[Saved entries]
⁂
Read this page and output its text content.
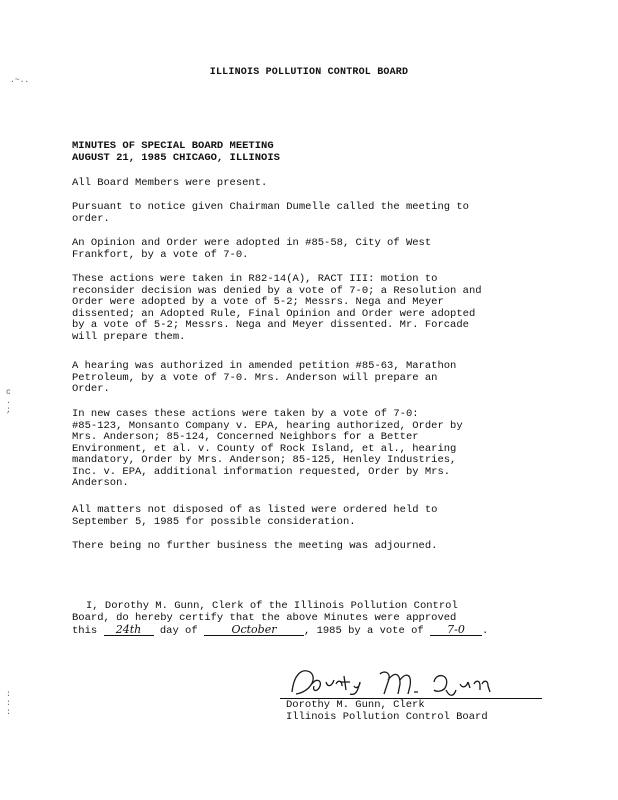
.~..
c
.
;
:
:
:
ILLINOIS POLLUTION CONTROL BOARD
MINUTES OF SPECIAL BOARD MEETING
AUGUST 21, 1985 CHICAGO, ILLINOIS
All Board Members were present.
Pursuant to notice given Chairman Dumelle called the meeting to
order.
An Opinion and Order were adopted in #85-58, City of West
Frankfort, by a vote of 7-0.
These actions were taken in R82-14(A), RACT III: motion to
reconsider decision was denied by a vote of 7-0; a Resolution and
Order were adopted by a vote of 5-2; Messrs. Nega and Meyer
dissented; an Adopted Rule, Final Opinion and Order were adopted
by a vote of 5-2; Messrs. Nega and Meyer dissented. Mr. Forcade
will prepare them.
A hearing was authorized in amended petition #85-63, Marathon
Petroleum, by a vote of 7-0. Mrs. Anderson will prepare an
Order.
In new cases these actions were taken by a vote of 7-0:
#85-123, Monsanto Company v. EPA, hearing authorized, Order by
Mrs. Anderson; 85-124, Concerned Neighbors for a Better
Environment, et al. v. County of Rock Island, et al., hearing
mandatory, Order by Mrs. Anderson; 85-125, Henley Industries,
Inc. v. EPA, additional information requested, Order by Mrs.
Anderson.
All matters not disposed of as listed were ordered held to
September 5, 1985 for possible consideration.
There being no further business the meeting was adjourned.
I, Dorothy M. Gunn, Clerk of the Illinois Pollution Control
Board, do hereby certify that the above Minutes were approved
this 24th day of	October	, 1985 by a vote of 7-0 .
Dorothy M. Gunn, Clerk
Illinois Pollution Control Board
⁂
Transcribe the records above exactly, omitting every picture they contain.

Read this page and output its text content.
.~..
c
.
;
:
:
:
ILLINOIS POLLUTION CONTROL BOARD
MINUTES OF SPECIAL BOARD MEETING
AUGUST 21, 1985 CHICAGO, ILLINOIS
All Board Members were present.
Pursuant to notice given Chairman Dumelle called the meeting to
order.
An Opinion and Order were adopted in #85-58, City of West
Frankfort, by a vote of 7-0.
These actions were taken in R82-14(A), RACT III: motion to
reconsider decision was denied by a vote of 7-0; a Resolution and
Order were adopted by a vote of 5-2; Messrs. Nega and Meyer
dissented; an Adopted Rule, Final Opinion and Order were adopted
by a vote of 5-2; Messrs. Nega and Meyer dissented. Mr. Forcade
will prepare them.
A hearing was authorized in amended petition #85-63, Marathon
Petroleum, by a vote of 7-0. Mrs. Anderson will prepare an
Order.
In new cases these actions were taken by a vote of 7-0:
#85-123, Monsanto Company v. EPA, hearing authorized, Order by
Mrs. Anderson; 85-124, Concerned Neighbors for a Better
Environment, et al. v. County of Rock Island, et al., hearing
mandatory, Order by Mrs. Anderson; 85-125, Henley Industries,
Inc. v. EPA, additional information requested, Order by Mrs.
Anderson.
All matters not disposed of as listed were ordered held to
September 5, 1985 for possible consideration.
There being no further business the meeting was adjourned.
I, Dorothy M. Gunn, Clerk of the Illinois Pollution Control
Board, do hereby certify that the above Minutes were approved
this 24th day of	October	, 1985 by a vote of 7-0 .
Dorothy M. Gunn, Clerk
Illinois Pollution Control Board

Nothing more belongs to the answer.